## Layout element annotations
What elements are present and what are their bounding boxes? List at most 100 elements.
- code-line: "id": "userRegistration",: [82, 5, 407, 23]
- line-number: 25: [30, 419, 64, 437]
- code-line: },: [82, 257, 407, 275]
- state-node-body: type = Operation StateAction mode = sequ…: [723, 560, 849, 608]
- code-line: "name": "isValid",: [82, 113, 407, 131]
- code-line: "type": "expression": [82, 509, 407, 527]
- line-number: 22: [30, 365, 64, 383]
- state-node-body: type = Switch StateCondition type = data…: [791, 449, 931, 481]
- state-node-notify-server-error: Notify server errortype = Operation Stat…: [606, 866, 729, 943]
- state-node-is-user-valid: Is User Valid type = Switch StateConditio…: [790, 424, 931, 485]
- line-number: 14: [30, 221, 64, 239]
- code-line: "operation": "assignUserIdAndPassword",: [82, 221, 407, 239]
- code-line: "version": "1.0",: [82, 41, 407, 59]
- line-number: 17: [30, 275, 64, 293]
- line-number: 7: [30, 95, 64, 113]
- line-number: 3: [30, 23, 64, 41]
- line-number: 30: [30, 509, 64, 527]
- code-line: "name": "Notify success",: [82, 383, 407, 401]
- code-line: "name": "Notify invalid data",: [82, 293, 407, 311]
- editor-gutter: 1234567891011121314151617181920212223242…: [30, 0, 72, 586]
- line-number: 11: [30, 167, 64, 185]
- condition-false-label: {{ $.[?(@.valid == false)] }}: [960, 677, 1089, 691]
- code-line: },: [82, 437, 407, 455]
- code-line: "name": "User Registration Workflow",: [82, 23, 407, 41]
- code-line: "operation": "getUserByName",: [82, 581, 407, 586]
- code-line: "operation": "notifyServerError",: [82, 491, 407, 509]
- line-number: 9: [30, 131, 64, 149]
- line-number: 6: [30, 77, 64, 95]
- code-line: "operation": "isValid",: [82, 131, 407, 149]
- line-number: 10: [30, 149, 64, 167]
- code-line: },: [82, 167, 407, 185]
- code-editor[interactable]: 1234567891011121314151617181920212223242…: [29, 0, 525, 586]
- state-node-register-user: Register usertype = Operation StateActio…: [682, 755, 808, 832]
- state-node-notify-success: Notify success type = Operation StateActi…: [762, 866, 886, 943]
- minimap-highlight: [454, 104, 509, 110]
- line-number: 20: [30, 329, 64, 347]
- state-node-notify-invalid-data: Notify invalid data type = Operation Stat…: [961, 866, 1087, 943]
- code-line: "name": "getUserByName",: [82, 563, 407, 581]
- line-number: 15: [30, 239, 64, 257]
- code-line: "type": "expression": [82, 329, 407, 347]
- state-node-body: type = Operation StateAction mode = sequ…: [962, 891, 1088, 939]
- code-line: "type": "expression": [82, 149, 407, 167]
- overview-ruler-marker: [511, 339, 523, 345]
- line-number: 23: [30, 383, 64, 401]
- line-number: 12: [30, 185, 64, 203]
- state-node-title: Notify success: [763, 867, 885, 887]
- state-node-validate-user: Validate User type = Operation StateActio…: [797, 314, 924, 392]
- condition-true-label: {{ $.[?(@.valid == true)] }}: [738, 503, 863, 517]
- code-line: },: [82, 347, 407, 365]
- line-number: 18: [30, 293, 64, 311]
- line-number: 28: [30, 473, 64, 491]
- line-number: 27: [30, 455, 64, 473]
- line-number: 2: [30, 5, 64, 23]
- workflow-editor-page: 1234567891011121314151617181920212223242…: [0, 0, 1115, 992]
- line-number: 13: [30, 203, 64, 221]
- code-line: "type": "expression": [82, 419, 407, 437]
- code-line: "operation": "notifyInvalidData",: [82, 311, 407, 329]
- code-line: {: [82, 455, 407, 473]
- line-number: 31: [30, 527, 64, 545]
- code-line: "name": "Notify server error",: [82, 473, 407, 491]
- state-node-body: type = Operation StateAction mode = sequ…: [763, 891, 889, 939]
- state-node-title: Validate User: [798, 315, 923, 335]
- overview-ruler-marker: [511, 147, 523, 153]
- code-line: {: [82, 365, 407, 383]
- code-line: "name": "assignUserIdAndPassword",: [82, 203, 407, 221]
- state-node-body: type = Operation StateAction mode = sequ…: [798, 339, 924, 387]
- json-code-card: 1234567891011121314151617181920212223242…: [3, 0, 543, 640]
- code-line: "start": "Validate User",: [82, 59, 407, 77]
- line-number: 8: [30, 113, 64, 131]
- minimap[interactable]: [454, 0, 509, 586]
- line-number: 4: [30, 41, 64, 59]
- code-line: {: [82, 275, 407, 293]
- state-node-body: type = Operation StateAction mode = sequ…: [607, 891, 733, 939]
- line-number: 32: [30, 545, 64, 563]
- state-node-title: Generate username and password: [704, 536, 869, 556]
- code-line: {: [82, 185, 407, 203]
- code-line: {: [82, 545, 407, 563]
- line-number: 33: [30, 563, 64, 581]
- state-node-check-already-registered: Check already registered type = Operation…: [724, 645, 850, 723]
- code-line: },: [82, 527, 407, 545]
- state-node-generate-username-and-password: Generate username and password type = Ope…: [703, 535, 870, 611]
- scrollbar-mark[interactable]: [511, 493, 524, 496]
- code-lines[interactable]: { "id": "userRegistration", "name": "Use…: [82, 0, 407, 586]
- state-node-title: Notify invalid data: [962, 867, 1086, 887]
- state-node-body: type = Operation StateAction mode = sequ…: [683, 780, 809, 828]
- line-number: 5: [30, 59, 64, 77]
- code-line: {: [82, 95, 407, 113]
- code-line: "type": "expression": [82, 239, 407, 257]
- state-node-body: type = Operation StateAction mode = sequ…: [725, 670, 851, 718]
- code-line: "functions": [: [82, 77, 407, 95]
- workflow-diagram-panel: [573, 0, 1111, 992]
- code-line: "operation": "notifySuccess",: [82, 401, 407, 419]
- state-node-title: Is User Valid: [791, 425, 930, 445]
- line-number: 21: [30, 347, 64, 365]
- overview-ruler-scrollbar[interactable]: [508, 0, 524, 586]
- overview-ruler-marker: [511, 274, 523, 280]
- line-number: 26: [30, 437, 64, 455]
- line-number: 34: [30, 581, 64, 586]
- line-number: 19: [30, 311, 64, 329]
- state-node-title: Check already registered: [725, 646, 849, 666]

## Short task
Write out every entry above word for word, without changing anything.

## Output of the task
What elements are present and what are their bounding boxes? List at most 100 elements.
- code-line: "id": "userRegistration",: [82, 5, 407, 23]
- line-number: 25: [30, 419, 64, 437]
- code-line: },: [82, 257, 407, 275]
- state-node-body: type = Operation StateAction mode = sequ…: [723, 560, 849, 608]
- code-line: "name": "isValid",: [82, 113, 407, 131]
- code-line: "type": "expression": [82, 509, 407, 527]
- line-number: 22: [30, 365, 64, 383]
- state-node-body: type = Switch StateCondition type = data…: [791, 449, 931, 481]
- state-node-notify-server-error: Notify server errortype = Operation Stat…: [606, 866, 729, 943]
- state-node-is-user-valid: Is User Valid type = Switch StateConditio…: [790, 424, 931, 485]
- line-number: 14: [30, 221, 64, 239]
- code-line: "operation": "assignUserIdAndPassword",: [82, 221, 407, 239]
- code-line: "version": "1.0",: [82, 41, 407, 59]
- line-number: 17: [30, 275, 64, 293]
- line-number: 7: [30, 95, 64, 113]
- line-number: 3: [30, 23, 64, 41]
- line-number: 30: [30, 509, 64, 527]
- code-line: "name": "Notify success",: [82, 383, 407, 401]
- code-line: "name": "Notify invalid data",: [82, 293, 407, 311]
- editor-gutter: 1234567891011121314151617181920212223242…: [30, 0, 72, 586]
- line-number: 11: [30, 167, 64, 185]
- condition-false-label: {{ $.[?(@.valid == false)] }}: [960, 677, 1089, 691]
- code-line: },: [82, 437, 407, 455]
- code-line: "name": "User Registration Workflow",: [82, 23, 407, 41]
- code-line: "operation": "getUserByName",: [82, 581, 407, 586]
- code-line: "operation": "notifyServerError",: [82, 491, 407, 509]
- line-number: 9: [30, 131, 64, 149]
- line-number: 6: [30, 77, 64, 95]
- code-line: "operation": "isValid",: [82, 131, 407, 149]
- line-number: 10: [30, 149, 64, 167]
- code-line: },: [82, 167, 407, 185]
- code-editor[interactable]: 1234567891011121314151617181920212223242…: [29, 0, 525, 586]
- state-node-register-user: Register usertype = Operation StateActio…: [682, 755, 808, 832]
- state-node-notify-success: Notify success type = Operation StateActi…: [762, 866, 886, 943]
- minimap-highlight: [454, 104, 509, 110]
- line-number: 20: [30, 329, 64, 347]
- state-node-notify-invalid-data: Notify invalid data type = Operation Stat…: [961, 866, 1087, 943]
- code-line: "name": "getUserByName",: [82, 563, 407, 581]
- line-number: 15: [30, 239, 64, 257]
- code-line: "type": "expression": [82, 329, 407, 347]
- state-node-body: type = Operation StateAction mode = sequ…: [962, 891, 1088, 939]
- code-line: "type": "expression": [82, 149, 407, 167]
- overview-ruler-marker: [511, 339, 523, 345]
- line-number: 23: [30, 383, 64, 401]
- line-number: 12: [30, 185, 64, 203]
- state-node-title: Notify success: [763, 867, 885, 887]
- state-node-validate-user: Validate User type = Operation StateActio…: [797, 314, 924, 392]
- condition-true-label: {{ $.[?(@.valid == true)] }}: [738, 503, 863, 517]
- code-line: },: [82, 347, 407, 365]
- line-number: 18: [30, 293, 64, 311]
- line-number: 28: [30, 473, 64, 491]
- line-number: 27: [30, 455, 64, 473]
- line-number: 2: [30, 5, 64, 23]
- workflow-editor-page: 1234567891011121314151617181920212223242…: [0, 0, 1115, 992]
- line-number: 13: [30, 203, 64, 221]
- code-line: "type": "expression": [82, 419, 407, 437]
- code-line: "operation": "notifyInvalidData",: [82, 311, 407, 329]
- code-line: {: [82, 455, 407, 473]
- line-number: 31: [30, 527, 64, 545]
- code-line: "name": "Notify server error",: [82, 473, 407, 491]
- state-node-body: type = Operation StateAction mode = sequ…: [763, 891, 889, 939]
- state-node-title: Validate User: [798, 315, 923, 335]
- overview-ruler-marker: [511, 147, 523, 153]
- code-line: {: [82, 365, 407, 383]
- code-line: "name": "assignUserIdAndPassword",: [82, 203, 407, 221]
- state-node-body: type = Operation StateAction mode = sequ…: [798, 339, 924, 387]
- json-code-card: 1234567891011121314151617181920212223242…: [3, 0, 543, 640]
- code-line: "start": "Validate User",: [82, 59, 407, 77]
- line-number: 8: [30, 113, 64, 131]
- minimap[interactable]: [454, 0, 509, 586]
- line-number: 4: [30, 41, 64, 59]
- code-line: {: [82, 275, 407, 293]
- state-node-body: type = Operation StateAction mode = sequ…: [607, 891, 733, 939]
- line-number: 32: [30, 545, 64, 563]
- state-node-title: Generate username and password: [704, 536, 869, 556]
- code-line: {: [82, 185, 407, 203]
- code-line: {: [82, 545, 407, 563]
- line-number: 33: [30, 563, 64, 581]
- state-node-check-already-registered: Check already registered type = Operation…: [724, 645, 850, 723]
- code-line: },: [82, 527, 407, 545]
- state-node-generate-username-and-password: Generate username and password type = Ope…: [703, 535, 870, 611]
- scrollbar-mark[interactable]: [511, 493, 524, 496]
- code-lines[interactable]: { "id": "userRegistration", "name": "Use…: [82, 0, 407, 586]
- state-node-title: Notify invalid data: [962, 867, 1086, 887]
- state-node-body: type = Operation StateAction mode = sequ…: [683, 780, 809, 828]
- line-number: 5: [30, 59, 64, 77]
- code-line: {: [82, 95, 407, 113]
- code-line: "type": "expression": [82, 239, 407, 257]
- state-node-body: type = Operation StateAction mode = sequ…: [725, 670, 851, 718]
- code-line: "functions": [: [82, 77, 407, 95]
- workflow-diagram-panel: [573, 0, 1111, 992]
- code-line: "operation": "notifySuccess",: [82, 401, 407, 419]
- state-node-title: Is User Valid: [791, 425, 930, 445]
- line-number: 21: [30, 347, 64, 365]
- overview-ruler-scrollbar[interactable]: [508, 0, 524, 586]
- overview-ruler-marker: [511, 274, 523, 280]
- line-number: 26: [30, 437, 64, 455]
- line-number: 34: [30, 581, 64, 586]
- line-number: 19: [30, 311, 64, 329]
- state-node-title: Check already registered: [725, 646, 849, 666]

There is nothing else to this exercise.